▼

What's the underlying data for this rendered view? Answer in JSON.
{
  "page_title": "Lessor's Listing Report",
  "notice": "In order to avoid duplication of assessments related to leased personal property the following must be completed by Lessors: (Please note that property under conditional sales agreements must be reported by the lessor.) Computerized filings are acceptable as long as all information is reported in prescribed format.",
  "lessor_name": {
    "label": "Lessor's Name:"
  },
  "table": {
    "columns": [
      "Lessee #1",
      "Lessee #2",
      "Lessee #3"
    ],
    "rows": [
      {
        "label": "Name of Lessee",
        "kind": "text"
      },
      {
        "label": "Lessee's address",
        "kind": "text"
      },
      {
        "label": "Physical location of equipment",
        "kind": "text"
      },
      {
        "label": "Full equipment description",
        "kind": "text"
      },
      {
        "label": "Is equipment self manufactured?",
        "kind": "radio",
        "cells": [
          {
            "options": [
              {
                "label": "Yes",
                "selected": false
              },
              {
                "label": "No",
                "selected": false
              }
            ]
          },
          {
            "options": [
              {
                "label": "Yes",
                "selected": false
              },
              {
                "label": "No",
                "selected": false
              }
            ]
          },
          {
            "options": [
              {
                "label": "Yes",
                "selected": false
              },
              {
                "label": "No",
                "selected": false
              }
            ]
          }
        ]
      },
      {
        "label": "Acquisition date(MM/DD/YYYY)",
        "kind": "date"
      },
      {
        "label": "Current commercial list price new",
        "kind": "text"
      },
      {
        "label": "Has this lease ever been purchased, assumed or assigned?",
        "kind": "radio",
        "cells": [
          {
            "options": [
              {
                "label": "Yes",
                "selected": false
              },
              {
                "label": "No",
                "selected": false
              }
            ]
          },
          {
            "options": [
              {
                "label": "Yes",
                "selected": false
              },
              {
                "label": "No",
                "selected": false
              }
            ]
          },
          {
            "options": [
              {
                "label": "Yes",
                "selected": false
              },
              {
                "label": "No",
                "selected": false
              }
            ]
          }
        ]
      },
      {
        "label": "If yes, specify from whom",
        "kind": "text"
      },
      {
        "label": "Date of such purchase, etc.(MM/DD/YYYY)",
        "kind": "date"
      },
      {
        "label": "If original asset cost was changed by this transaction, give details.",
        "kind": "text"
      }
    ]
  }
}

▲

Given problem: From the entries above, extract every line where the word "equipment" appears.

Response to the task:
        "label": "Physical location of equipment",
        "label": "Full equipment description",
        "label": "Is equipment self manufactured?",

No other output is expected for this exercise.